--- BEGIN INPUT RECORDS ---
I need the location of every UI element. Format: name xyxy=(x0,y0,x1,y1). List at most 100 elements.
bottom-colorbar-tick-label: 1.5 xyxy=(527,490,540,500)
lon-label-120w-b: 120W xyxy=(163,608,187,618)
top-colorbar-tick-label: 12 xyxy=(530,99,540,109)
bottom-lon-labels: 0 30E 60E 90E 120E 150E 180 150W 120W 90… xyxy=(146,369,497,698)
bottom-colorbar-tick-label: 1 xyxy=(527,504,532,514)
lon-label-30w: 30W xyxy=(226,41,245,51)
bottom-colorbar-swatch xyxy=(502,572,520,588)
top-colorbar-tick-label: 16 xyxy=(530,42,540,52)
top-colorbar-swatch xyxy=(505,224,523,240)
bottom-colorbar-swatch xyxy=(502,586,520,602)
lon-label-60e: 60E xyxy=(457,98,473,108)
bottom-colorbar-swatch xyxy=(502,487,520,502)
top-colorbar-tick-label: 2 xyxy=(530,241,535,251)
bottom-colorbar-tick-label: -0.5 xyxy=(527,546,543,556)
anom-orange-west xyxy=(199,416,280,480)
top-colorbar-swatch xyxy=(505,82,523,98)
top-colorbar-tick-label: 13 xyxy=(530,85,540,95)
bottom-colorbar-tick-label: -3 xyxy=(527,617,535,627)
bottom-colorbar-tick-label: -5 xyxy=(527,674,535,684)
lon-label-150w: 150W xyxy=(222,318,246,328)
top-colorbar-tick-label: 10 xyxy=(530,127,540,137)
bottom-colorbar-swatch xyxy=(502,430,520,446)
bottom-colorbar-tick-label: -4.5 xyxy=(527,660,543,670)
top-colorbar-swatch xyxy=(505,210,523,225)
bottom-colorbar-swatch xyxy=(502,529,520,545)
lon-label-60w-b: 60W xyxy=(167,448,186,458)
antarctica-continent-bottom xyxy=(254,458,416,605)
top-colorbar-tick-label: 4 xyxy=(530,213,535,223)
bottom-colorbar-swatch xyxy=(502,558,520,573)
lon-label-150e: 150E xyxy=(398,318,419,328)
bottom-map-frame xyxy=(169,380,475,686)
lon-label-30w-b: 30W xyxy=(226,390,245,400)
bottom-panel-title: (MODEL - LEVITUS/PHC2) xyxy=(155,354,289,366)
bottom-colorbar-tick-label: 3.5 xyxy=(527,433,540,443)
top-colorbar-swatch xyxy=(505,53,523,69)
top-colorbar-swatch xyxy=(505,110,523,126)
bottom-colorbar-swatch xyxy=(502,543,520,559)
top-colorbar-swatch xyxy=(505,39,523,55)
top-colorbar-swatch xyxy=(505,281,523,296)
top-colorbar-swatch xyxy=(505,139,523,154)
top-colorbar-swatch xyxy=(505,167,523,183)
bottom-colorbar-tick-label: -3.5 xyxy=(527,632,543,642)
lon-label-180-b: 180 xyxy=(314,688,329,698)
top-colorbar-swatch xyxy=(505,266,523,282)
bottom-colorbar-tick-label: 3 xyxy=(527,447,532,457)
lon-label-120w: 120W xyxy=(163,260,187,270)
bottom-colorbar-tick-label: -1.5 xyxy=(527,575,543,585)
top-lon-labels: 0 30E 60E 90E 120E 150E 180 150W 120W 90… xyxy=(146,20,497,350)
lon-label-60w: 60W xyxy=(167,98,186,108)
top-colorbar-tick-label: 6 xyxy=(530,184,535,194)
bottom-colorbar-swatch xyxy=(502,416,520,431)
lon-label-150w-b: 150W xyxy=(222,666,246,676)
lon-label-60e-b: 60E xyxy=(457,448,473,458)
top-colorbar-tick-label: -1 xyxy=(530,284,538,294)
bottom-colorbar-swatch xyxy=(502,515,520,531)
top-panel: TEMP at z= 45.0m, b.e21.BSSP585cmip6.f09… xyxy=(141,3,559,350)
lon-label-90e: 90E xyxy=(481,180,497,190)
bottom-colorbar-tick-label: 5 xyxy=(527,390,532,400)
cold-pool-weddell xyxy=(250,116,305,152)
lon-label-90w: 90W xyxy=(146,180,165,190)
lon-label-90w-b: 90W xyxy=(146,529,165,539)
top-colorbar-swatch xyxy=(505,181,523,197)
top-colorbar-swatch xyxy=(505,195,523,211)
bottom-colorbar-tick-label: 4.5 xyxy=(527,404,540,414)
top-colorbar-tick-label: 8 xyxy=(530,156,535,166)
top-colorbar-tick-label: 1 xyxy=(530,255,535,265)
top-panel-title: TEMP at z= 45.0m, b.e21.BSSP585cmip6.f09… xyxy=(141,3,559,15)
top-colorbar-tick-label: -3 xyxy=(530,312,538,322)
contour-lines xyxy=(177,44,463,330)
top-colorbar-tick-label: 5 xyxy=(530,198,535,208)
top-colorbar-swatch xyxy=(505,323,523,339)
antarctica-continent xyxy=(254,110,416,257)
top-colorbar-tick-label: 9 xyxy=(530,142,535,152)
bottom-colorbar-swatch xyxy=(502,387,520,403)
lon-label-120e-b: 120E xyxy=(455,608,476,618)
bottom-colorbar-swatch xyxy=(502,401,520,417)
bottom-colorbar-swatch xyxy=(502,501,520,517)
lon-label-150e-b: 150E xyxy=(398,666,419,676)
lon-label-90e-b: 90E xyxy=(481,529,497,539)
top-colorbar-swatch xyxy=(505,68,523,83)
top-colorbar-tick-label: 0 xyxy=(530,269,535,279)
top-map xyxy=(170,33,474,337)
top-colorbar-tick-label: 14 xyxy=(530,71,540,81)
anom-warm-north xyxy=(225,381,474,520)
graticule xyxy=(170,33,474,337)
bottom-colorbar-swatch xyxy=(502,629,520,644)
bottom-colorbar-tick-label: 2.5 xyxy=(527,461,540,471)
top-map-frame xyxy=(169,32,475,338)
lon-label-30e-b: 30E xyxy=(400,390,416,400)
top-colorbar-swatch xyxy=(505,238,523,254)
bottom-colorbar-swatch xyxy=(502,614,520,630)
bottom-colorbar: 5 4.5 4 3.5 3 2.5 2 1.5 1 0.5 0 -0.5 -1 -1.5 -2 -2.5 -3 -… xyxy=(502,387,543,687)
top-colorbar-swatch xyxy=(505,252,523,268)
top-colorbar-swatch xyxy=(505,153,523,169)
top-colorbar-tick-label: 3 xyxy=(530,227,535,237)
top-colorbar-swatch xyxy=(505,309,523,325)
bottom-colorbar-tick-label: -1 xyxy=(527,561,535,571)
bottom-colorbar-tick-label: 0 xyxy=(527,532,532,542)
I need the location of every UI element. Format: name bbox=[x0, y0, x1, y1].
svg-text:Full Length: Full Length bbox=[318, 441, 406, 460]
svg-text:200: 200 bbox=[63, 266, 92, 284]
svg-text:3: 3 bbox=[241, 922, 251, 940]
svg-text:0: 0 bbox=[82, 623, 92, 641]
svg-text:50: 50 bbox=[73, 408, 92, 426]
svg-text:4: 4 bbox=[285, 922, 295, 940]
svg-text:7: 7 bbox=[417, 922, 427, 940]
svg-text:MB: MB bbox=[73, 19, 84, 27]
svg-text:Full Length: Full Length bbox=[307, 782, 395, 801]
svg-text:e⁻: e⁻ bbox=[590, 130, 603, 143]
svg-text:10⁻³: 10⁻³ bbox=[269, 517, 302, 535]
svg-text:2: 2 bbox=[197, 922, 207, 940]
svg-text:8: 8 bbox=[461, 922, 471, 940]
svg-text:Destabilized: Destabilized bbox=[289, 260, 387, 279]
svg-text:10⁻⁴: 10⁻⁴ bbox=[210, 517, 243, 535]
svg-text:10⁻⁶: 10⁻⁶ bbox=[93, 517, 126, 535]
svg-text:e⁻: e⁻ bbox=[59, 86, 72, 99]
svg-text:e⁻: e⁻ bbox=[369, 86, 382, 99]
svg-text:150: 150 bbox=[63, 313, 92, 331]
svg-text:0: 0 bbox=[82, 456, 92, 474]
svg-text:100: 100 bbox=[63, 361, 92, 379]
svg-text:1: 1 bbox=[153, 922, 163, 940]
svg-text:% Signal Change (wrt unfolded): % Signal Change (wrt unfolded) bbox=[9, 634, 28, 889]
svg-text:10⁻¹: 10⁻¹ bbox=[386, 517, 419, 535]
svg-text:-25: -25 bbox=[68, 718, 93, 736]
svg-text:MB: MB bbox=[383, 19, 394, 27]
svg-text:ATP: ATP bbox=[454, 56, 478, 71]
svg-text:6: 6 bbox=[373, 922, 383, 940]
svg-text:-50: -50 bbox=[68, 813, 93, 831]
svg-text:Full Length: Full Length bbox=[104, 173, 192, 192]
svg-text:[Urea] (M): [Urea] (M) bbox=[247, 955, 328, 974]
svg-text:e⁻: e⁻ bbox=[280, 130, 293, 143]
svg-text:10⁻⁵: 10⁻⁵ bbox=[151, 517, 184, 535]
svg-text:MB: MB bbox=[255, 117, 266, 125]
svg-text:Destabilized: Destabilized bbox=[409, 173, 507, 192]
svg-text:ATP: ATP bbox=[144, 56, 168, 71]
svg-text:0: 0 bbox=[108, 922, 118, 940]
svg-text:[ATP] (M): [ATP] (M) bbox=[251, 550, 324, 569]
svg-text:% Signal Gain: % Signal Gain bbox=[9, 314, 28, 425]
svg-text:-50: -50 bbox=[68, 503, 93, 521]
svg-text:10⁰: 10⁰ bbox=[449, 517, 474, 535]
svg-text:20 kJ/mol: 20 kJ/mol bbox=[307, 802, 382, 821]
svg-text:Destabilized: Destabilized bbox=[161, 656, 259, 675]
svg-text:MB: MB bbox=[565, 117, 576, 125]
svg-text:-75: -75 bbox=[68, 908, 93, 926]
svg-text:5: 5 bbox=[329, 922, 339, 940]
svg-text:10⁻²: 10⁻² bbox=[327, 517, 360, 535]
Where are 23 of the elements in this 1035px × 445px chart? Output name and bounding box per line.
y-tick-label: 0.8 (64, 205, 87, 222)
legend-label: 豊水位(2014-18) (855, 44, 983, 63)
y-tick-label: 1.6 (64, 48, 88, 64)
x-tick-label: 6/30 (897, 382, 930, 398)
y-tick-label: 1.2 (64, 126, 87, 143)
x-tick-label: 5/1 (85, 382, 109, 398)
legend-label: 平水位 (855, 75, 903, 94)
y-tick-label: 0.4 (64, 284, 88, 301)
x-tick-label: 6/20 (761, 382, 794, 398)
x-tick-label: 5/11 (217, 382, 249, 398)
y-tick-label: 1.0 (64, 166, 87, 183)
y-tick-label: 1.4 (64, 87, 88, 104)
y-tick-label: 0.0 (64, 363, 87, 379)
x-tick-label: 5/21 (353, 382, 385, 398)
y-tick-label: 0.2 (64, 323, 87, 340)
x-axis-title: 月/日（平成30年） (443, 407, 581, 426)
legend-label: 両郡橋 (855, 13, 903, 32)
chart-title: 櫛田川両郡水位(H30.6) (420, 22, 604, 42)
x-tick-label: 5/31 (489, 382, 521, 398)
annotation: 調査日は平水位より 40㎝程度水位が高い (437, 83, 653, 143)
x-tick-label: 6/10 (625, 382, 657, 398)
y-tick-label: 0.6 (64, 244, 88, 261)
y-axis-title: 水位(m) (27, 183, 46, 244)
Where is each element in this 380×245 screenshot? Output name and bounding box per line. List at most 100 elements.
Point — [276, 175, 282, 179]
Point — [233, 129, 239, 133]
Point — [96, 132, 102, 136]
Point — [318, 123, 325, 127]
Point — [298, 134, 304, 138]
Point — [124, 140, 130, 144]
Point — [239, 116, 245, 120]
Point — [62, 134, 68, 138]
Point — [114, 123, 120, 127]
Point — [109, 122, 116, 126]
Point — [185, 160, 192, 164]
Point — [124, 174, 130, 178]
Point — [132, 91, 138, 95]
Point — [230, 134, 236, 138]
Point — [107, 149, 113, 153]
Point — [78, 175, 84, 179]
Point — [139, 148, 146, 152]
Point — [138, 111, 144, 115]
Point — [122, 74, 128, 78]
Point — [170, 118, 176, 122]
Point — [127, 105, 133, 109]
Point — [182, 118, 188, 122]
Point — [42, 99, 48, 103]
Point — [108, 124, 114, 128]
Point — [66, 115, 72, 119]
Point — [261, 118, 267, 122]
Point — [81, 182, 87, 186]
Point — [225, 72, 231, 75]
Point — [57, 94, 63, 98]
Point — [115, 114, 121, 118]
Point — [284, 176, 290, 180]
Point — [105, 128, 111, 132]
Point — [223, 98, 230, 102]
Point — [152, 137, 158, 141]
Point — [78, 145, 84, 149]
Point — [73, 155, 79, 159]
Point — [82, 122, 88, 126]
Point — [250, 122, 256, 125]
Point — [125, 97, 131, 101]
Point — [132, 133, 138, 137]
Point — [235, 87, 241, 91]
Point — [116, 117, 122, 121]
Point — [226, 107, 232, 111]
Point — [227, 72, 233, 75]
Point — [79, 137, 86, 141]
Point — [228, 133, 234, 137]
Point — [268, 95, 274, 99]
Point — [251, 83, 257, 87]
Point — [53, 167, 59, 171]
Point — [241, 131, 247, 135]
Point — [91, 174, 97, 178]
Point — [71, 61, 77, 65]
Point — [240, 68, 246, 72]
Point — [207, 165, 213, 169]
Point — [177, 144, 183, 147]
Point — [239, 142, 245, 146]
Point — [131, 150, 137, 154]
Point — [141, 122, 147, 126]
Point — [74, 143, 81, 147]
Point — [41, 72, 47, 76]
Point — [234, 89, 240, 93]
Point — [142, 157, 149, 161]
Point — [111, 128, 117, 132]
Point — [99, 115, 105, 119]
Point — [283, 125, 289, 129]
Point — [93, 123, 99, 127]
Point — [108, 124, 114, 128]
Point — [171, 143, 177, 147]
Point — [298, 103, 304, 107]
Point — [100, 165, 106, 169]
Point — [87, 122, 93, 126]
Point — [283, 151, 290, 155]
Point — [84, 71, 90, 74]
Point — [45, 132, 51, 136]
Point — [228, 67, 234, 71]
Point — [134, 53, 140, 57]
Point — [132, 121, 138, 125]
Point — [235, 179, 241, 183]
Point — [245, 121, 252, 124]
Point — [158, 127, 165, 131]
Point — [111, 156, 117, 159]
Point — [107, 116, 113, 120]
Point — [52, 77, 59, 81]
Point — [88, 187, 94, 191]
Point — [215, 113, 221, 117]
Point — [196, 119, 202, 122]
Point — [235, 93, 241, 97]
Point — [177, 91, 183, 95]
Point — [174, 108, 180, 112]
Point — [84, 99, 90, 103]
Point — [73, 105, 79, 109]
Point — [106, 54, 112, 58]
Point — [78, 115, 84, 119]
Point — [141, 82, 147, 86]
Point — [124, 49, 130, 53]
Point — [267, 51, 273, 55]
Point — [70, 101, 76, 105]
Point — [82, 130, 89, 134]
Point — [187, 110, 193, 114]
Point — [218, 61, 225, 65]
--- END INPUT RECORDS ---
▶ _WORK INSTRUCTIONS_: Reproduce the items word for word, beginning with the first line and stopping after the line that contains "bottom-colorbar-tick-label: -4.5 xyxy=(527,660,543,670)", which is included.

▶ _RESPONSE_:
I need the location of every UI element. Format: name xyxy=(x0,y0,x1,y1). List at most 100 elements.
bottom-colorbar-tick-label: 1.5 xyxy=(527,490,540,500)
lon-label-120w-b: 120W xyxy=(163,608,187,618)
top-colorbar-tick-label: 12 xyxy=(530,99,540,109)
bottom-lon-labels: 0 30E 60E 90E 120E 150E 180 150W 120W 90… xyxy=(146,369,497,698)
bottom-colorbar-tick-label: 1 xyxy=(527,504,532,514)
lon-label-30w: 30W xyxy=(226,41,245,51)
bottom-colorbar-swatch xyxy=(502,572,520,588)
top-colorbar-tick-label: 16 xyxy=(530,42,540,52)
top-colorbar-swatch xyxy=(505,224,523,240)
bottom-colorbar-swatch xyxy=(502,586,520,602)
lon-label-60e: 60E xyxy=(457,98,473,108)
bottom-colorbar-swatch xyxy=(502,487,520,502)
top-colorbar-tick-label: 2 xyxy=(530,241,535,251)
bottom-colorbar-tick-label: -0.5 xyxy=(527,546,543,556)
anom-orange-west xyxy=(199,416,280,480)
top-colorbar-swatch xyxy=(505,82,523,98)
top-colorbar-tick-label: 13 xyxy=(530,85,540,95)
bottom-colorbar-tick-label: -3 xyxy=(527,617,535,627)
bottom-colorbar-tick-label: -5 xyxy=(527,674,535,684)
lon-label-150w: 150W xyxy=(222,318,246,328)
top-colorbar-tick-label: 10 xyxy=(530,127,540,137)
bottom-colorbar-swatch xyxy=(502,430,520,446)
bottom-colorbar-tick-label: -4.5 xyxy=(527,660,543,670)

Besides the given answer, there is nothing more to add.